+++ The input

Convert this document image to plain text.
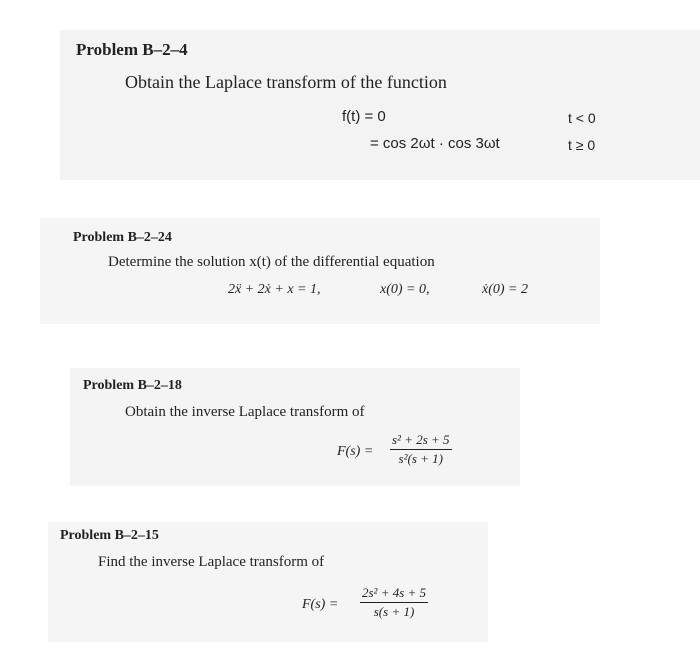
Problem B–2–4
Obtain the Laplace transform of the function
f(t) = 0	t < 0
= cos 2ωt · cos 3ωt	t ≥ 0
Problem B–2–24
Determine the solution x(t) of the differential equation
2ẍ + 2ẋ + x = 1,	x(0) = 0,	ẋ(0) = 2
Problem B–2–18
Obtain the inverse Laplace transform of
F(s) =
s² + 2s + 5
s²(s + 1)
Problem B–2–15
Find the inverse Laplace transform of
F(s) =
2s² + 4s + 5
s(s + 1)
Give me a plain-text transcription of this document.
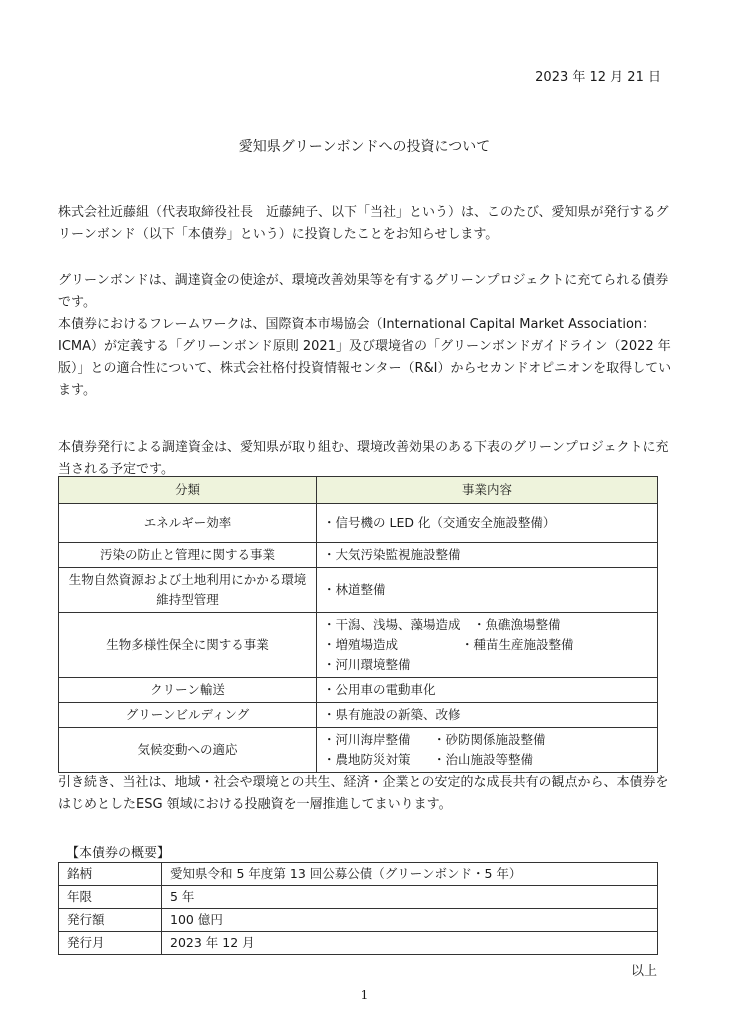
2023 年 12 月 21 日
愛知県グリーンボンドへの投資について

株式会社近藤組（代表取締役社長　近藤純子、以下「当社」という）は、このたび、愛知県が発行するグリーンボンド（以下「本債券」という）に投資したことをお知らせします。

グリーンボンドは、調達資金の使途が、環境改善効果等を有するグリーンプロジェクトに充てられる債券です。
本債券におけるフレームワークは、国際資本市場協会（International Capital Market Association：ICMA）が定義する「グリーンボンド原則 2021」及び環境省の「グリーンボンドガイドライン（2022 年版）」との適合性について、株式会社格付投資情報センター（R&I）からセカンドオピニオンを取得しています。

本債券発行による調達資金は、愛知県が取り組む、環境改善効果のある下表のグリーンプロジェクトに充当される予定です。

分類	事業内容
エネルギー効率	・信号機の LED 化（交通安全施設整備）

汚染の防止と管理に関する事業	・大気汚染監視施設整備

生物自然資源および土地利用にかかる環境維持型管理	・林道整備

生物多様性保全に関する事業	・干潟、浅場、藻場造成 ・魚礁漁場整備
・増殖場造成 ・種苗生産施設整備
・河川環境整備

クリーン輸送	・公用車の電動車化

グリーンビルディング	・県有施設の新築、改修

気候変動への適応	・河川海岸整備 ・砂防関係施設整備
・農地防災対策 ・治山施設等整備

引き続き、当社は、地域・社会や環境との共生、経済・企業との安定的な成長共有の観点から、本債券をはじめとしたESG 領域における投融資を一層推進してまいります。

【本債券の概要】
銘柄	愛知県令和 5 年度第 13 回公募公債（グリーンボンド・5 年）
年限	5 年
発行額	100 億円
発行月	2023 年 12 月
以上
1
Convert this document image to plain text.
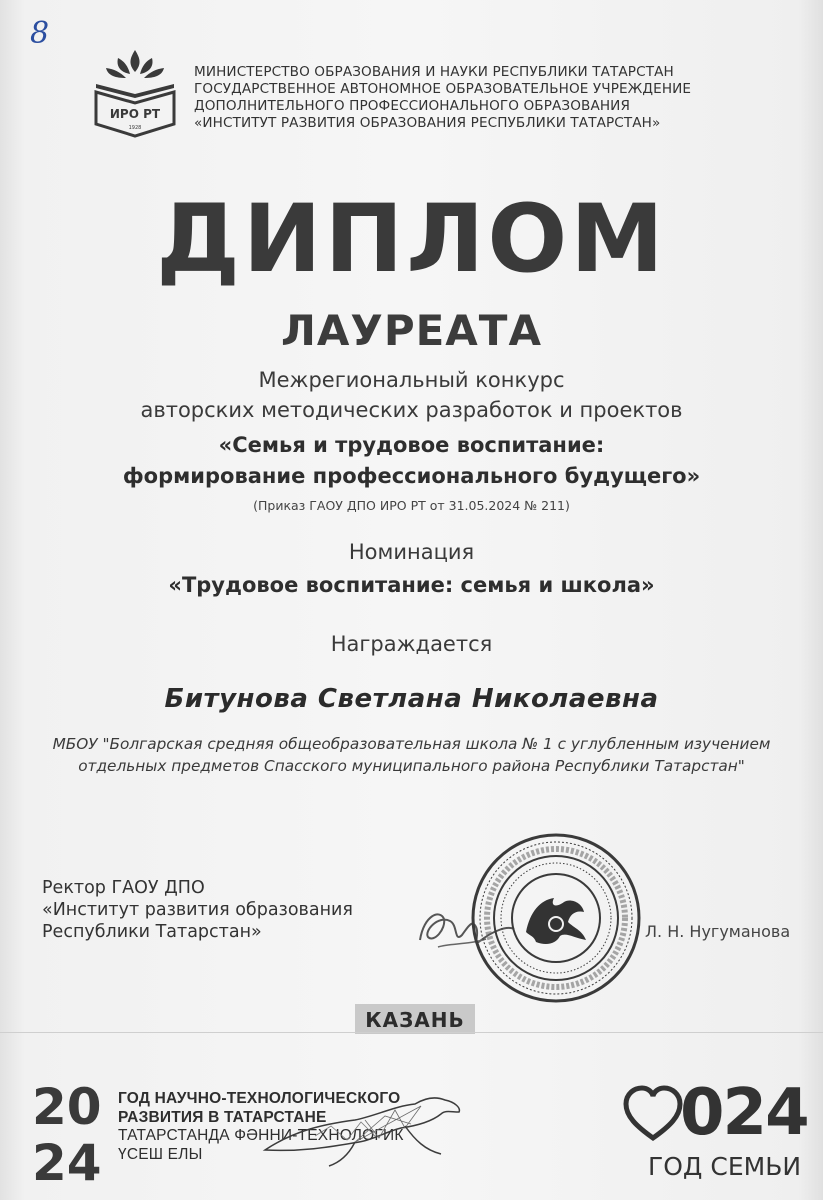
8
ИРО РТ
1928
МИНИСТЕРСТВО ОБРАЗОВАНИЯ И НАУКИ РЕСПУБЛИКИ ТАТАРСТАН
ГОСУДАРСТВЕННОЕ АВТОНОМНОЕ ОБРАЗОВАТЕЛЬНОЕ УЧРЕЖДЕНИЕ
ДОПОЛНИТЕЛЬНОГО ПРОФЕССИОНАЛЬНОГО ОБРАЗОВАНИЯ
«ИНСТИТУТ РАЗВИТИЯ ОБРАЗОВАНИЯ РЕСПУБЛИКИ ТАТАРСТАН»
ДИПЛОМ
ЛАУРЕАТА
Межрегиональный конкурс
авторских методических разработок и проектов
«Семья и трудовое воспитание:
формирование профессионального будущего»
(Приказ ГАОУ ДПО ИРО РТ от 31.05.2024 № 211)
Номинация
«Трудовое воспитание: семья и школа»
Награждается
Битунова Светлана Николаевна
МБОУ "Болгарская средняя общеобразовательная школа № 1 с углубленным изучением
отдельных предметов Спасского муниципального района Республики Татарстан"
Ректор ГАОУ ДПО
«Институт развития образования
Республики Татарстан»	Л. Н. Нугуманова
КАЗАНЬ
20
24
ГОД НАУЧНО-ТЕХНОЛОГИЧЕСКОГО
РАЗВИТИЯ В ТАТАРСТАНЕ
ТАТАРСТАНДА ФӘННИ-ТЕХНОЛОГИК
ҮСЕШ ЕЛЫ
024
ГОД СЕМЬИ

++++++

## Stated exercise
Identify and copy the lines holding the word "школа".

## Worked solution
«Трудовое воспитание: семья и школа»
МБОУ "Болгарская средняя общеобразовательная школа № 1 с углубленным изучением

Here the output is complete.